_Given request A_
According to the passage on oMCD's confidence threshold, why does the shape of the optimal threshold dynamics fully determine the relationship between reported confidence levels and response times under oMCD's policy?
_Given request B_
In the records, switch "interactable" to "clickable" in the lines from the line with "- section-letter: I: [263, 792, 265, 799]" to the line with "- person-icon: [262, 743, 281, 762]", and return only those lines with everything else left unchanged.

_Source passage_
A The black dotted line shows the oMCD-optimal net benefit threshold. The blue line and shaded area depict the mean and standard deviation of net benefit dynamics (over the 1000 Monte-Carlo simulations), respectively. This reflects the possible variations of within-trial confidence dynamics. The vertical red line indicates the optimal resource allocation as obtained from the prospective variant of MCD, and the horizontal red line depicts the corresponding average net benefit level. B The black dotted line shows the oMCD-optimal confidence threshold. The blue line and shaded area depict the mean and standard deviation of decision confidence (over the same Monte-Carlo simulations). The horizontal red line depicts the average confidence level that corresponds to the optimal resource allocation under prospective MCD.

First, one can see that oMCD’s optimal confidence threshold \({\omega }_{P}^{\ast }(t)\) lies above the average confidence level \({\bar{P}}_{c}(t)\) of its prospective variant (cf. Equation 6, whose Monte-Carlo estimate is depicted by the blue line in panel B). This means that oMCD’s control policy would, in most cases, demand higher confidence than prospective MCD. Importantly however, oMCD’s policy is sensitive to unpredictable fluctuations in the trajectory of value modes, which will induce variations in resource investments (or, equivalently, response times). This enables oMCD to exploit favorable variations in confidence if they eventually reach the threshold sooner than expected.

Note that the confidence threshold \({\omega }_{P}^{\ast }(t)\) is, by construction, the confidence level that the system achieves when committing to its decision. This means that, under oMCD’s policy, the relationship between reported confidence levels and response times is entirely determined by the shape of the optimal threshold dynamics. In this example, this relationship will be mostly negative, i.e., reported confidence levels tend to decrease when response times increase. This is despite the fact that average confidence \(\bar{P}_{c}(t)\) always increases as decision time unfolds, as long as effort efficacy parameters are nonzero. In other words, the overt relationship between response times and reported confidence levels (across trials) may be qualitatively different from the covert temporal dynamics of confidence during decision deliberation.

So what is the impact of decision parameter on oMCD’s confidence threshold dynamics? This is summarized in Fig. 3 below, where we systematically vary each parameter in turn (when setting all the others to unity).

Fig. 3: Impact of decision parameters on oMCD’s optimal confidence threshold dynamics.

_Recorded information_
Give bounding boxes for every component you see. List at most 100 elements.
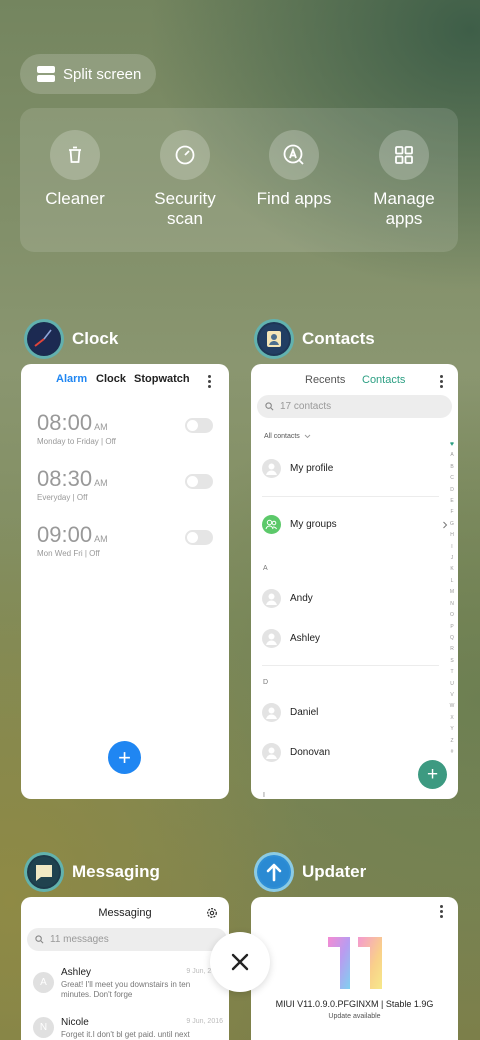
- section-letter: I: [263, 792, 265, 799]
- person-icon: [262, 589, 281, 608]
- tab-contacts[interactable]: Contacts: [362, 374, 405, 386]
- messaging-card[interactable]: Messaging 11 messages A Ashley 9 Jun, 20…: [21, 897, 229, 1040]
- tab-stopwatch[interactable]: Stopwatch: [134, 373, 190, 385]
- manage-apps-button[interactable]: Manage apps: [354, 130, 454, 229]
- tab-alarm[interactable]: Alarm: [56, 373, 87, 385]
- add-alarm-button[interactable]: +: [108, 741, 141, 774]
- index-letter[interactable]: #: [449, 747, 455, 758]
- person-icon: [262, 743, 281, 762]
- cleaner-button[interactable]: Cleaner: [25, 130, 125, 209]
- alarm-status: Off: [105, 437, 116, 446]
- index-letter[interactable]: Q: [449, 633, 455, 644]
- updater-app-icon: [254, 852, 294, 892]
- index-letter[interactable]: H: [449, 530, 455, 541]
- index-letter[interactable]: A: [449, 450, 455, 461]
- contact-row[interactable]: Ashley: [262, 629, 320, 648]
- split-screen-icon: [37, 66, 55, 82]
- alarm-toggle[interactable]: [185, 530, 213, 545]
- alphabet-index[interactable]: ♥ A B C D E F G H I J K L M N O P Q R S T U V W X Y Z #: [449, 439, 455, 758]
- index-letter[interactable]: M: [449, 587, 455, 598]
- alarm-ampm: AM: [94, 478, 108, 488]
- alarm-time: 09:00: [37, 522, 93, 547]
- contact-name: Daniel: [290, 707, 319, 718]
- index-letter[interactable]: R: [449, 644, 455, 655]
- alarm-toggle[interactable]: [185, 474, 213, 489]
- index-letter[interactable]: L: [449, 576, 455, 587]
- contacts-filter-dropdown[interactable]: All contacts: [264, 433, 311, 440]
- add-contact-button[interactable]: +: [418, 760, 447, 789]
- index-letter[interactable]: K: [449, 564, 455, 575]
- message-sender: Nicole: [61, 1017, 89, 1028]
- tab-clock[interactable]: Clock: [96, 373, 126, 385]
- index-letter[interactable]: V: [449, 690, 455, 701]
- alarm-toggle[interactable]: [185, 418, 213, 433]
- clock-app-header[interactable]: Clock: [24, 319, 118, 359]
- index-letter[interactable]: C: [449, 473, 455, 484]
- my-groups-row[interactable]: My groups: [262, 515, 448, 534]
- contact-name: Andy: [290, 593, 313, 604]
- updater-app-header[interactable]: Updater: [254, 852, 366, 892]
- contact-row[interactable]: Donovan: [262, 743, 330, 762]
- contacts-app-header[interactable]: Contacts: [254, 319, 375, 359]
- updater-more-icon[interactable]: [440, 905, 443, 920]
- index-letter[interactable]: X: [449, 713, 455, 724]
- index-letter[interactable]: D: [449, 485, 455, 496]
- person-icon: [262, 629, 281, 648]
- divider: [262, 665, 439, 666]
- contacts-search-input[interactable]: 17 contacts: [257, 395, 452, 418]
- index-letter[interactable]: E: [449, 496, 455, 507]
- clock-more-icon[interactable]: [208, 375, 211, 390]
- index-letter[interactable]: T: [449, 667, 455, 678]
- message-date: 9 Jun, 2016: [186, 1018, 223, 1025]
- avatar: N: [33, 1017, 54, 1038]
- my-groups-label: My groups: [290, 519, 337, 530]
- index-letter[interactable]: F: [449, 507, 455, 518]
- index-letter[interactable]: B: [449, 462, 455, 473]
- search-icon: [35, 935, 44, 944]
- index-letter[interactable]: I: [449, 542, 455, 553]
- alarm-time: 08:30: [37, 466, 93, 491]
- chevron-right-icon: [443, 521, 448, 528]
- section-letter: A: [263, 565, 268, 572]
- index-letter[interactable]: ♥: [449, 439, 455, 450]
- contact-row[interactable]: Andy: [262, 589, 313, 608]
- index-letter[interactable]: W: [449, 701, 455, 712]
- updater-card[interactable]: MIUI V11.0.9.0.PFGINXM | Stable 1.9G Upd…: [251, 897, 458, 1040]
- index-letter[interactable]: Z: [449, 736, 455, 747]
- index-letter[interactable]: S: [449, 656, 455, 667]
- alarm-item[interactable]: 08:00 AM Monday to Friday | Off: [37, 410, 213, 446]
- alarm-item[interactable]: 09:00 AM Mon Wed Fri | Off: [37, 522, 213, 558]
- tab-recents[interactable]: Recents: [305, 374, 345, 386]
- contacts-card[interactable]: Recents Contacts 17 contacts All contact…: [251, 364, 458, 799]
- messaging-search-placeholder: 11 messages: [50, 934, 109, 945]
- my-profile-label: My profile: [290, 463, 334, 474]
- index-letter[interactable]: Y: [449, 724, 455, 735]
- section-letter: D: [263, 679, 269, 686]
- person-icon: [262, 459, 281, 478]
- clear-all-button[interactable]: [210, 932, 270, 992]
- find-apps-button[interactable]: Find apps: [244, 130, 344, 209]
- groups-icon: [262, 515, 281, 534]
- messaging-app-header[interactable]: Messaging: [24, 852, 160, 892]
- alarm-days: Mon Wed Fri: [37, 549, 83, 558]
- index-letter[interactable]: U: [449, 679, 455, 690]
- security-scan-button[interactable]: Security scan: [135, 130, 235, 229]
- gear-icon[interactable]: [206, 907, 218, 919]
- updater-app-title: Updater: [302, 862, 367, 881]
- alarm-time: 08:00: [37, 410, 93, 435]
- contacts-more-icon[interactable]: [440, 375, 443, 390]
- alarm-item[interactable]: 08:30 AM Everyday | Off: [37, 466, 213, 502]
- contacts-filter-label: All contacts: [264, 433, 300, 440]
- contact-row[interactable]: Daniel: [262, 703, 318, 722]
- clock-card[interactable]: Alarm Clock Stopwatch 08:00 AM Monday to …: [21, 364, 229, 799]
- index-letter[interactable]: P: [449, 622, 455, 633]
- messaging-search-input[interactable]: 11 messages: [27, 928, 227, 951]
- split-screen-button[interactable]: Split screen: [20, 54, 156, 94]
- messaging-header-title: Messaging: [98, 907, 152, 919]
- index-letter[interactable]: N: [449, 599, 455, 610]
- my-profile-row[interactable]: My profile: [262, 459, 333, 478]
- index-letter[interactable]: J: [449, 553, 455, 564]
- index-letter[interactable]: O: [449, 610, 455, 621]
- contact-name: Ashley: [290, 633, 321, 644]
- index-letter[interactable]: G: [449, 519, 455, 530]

_Worked answer A_
By construction, the confidence threshold is the confidence level the system reaches at the moment it commits to its decision. Reported confidence therefore equals the threshold value at the response time, so the shape of the threshold over time alone fixes how reported confidence relates to response times.

_Worked answer B_
- section-letter: I: [263, 792, 265, 799]
- person-icon: [262, 589, 281, 608]
- tab-contacts[clickable]: Contacts: [362, 374, 405, 386]
- messaging-card[clickable]: Messaging 11 messages A Ashley 9 Jun, 20…: [21, 897, 229, 1040]
- tab-stopwatch[clickable]: Stopwatch: [134, 373, 190, 385]
- manage-apps-button[clickable]: Manage apps: [354, 130, 454, 229]
- tab-alarm[clickable]: Alarm: [56, 373, 87, 385]
- add-alarm-button[clickable]: +: [108, 741, 141, 774]
- index-letter[clickable]: #: [449, 747, 455, 758]
- person-icon: [262, 743, 281, 762]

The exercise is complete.